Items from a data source
──────────

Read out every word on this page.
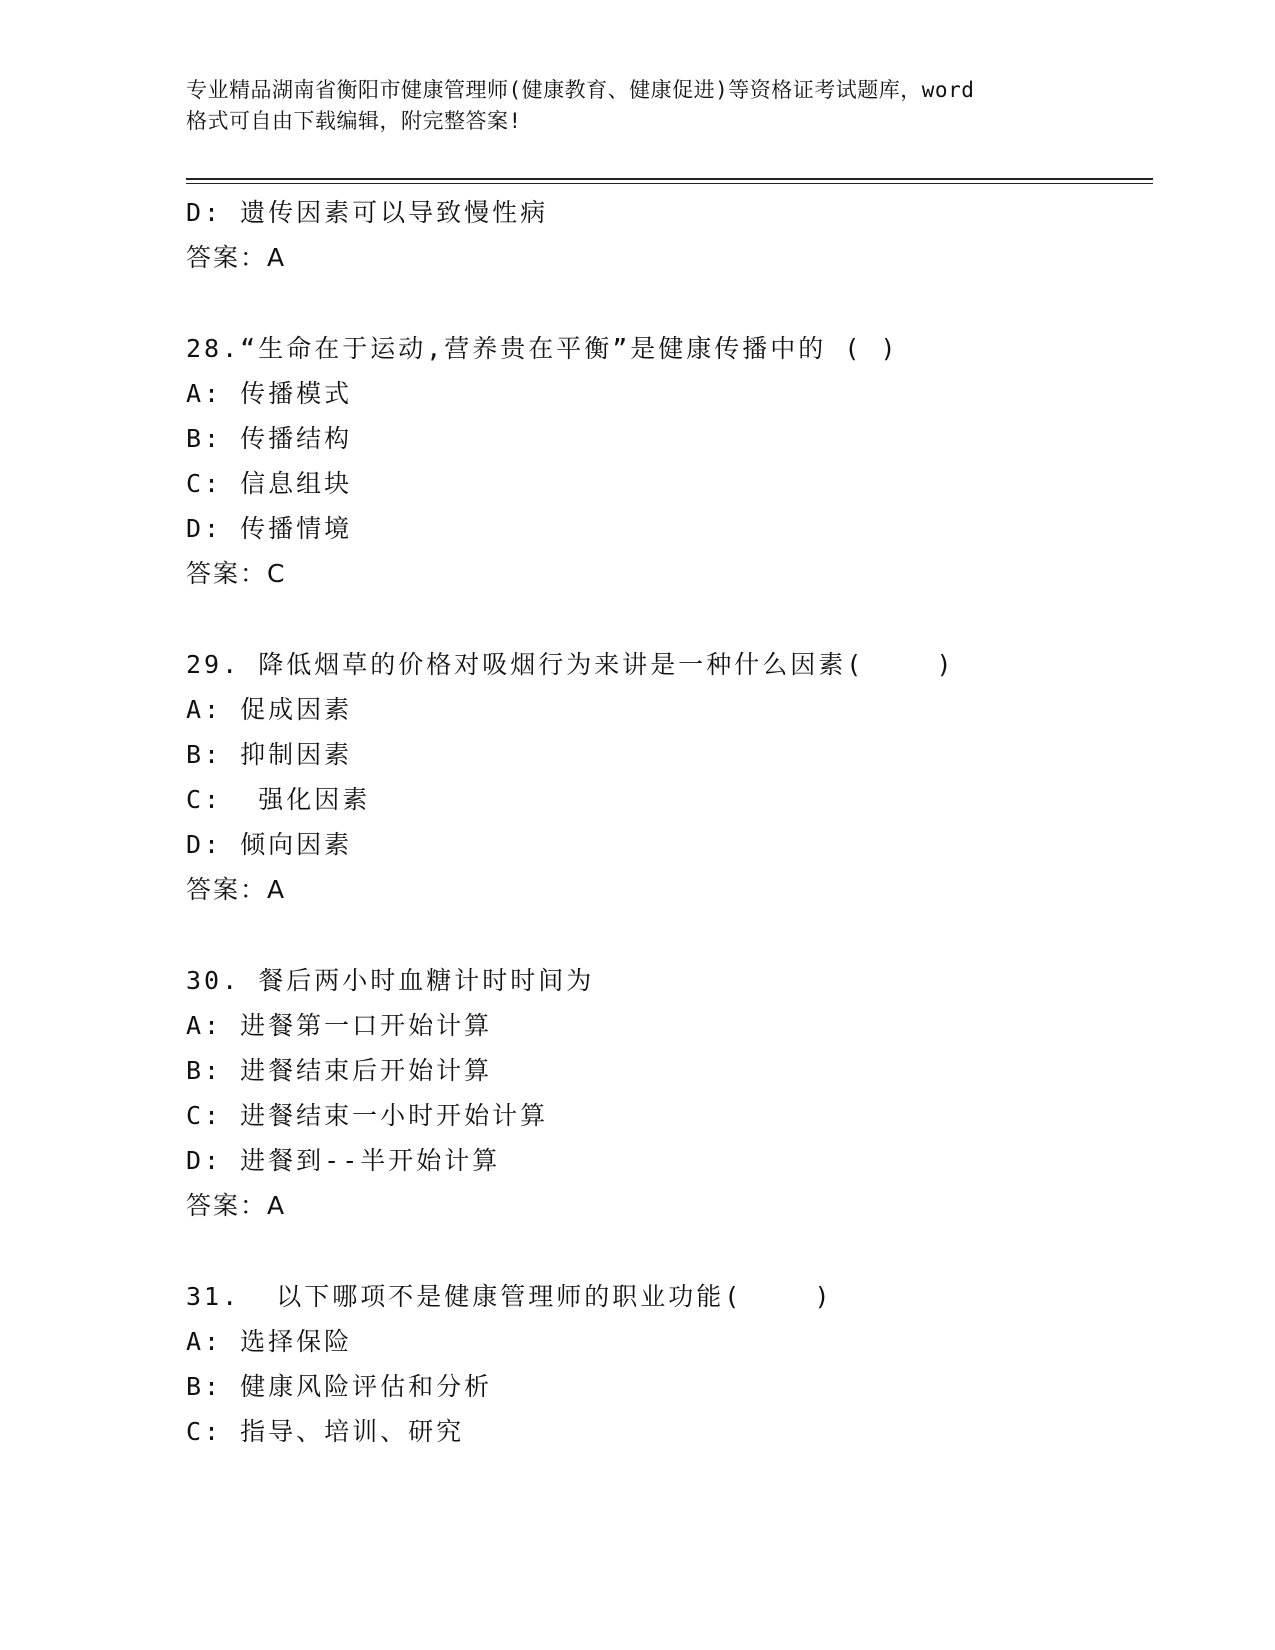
专业精品湖南省衡阳市健康管理师(健康教育、健康促进)等资格证考试题库，word
格式可自由下载编辑，附完整答案!
D: 遗传因素可以导致慢性病
答案：A
28.“生命在于运动,营养贵在平衡”是健康传播中的 ( )
A: 传播模式
B: 传播结构
C: 信息组块
D: 传播情境
答案：C
29. 降低烟草的价格对吸烟行为来讲是一种什么因素(    )
A: 促成因素
B: 抑制因素
C:  强化因素
D: 倾向因素
答案：A
30. 餐后两小时血糖计时时间为
A: 进餐第一口开始计算
B: 进餐结束后开始计算
C: 进餐结束一小时开始计算
D: 进餐到--半开始计算
答案：A
31.  以下哪项不是健康管理师的职业功能(    )
A: 选择保险
B: 健康风险评估和分析
C: 指导、培训、研究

──────────

**GOAL:** Copy the records exactly as they appear, excluding images.

**EXERCISE ANSWER:**
Read out every word on this page.
专业精品湖南省衡阳市健康管理师(健康教育、健康促进)等资格证考试题库，word
格式可自由下载编辑，附完整答案!
D: 遗传因素可以导致慢性病
答案：A
28.“生命在于运动,营养贵在平衡”是健康传播中的 ( )
A: 传播模式
B: 传播结构
C: 信息组块
D: 传播情境
答案：C
29. 降低烟草的价格对吸烟行为来讲是一种什么因素(    )
A: 促成因素
B: 抑制因素
C:  强化因素
D: 倾向因素
答案：A
30. 餐后两小时血糖计时时间为
A: 进餐第一口开始计算
B: 进餐结束后开始计算
C: 进餐结束一小时开始计算
D: 进餐到--半开始计算
答案：A
31.  以下哪项不是健康管理师的职业功能(    )
A: 选择保险
B: 健康风险评估和分析
C: 指导、培训、研究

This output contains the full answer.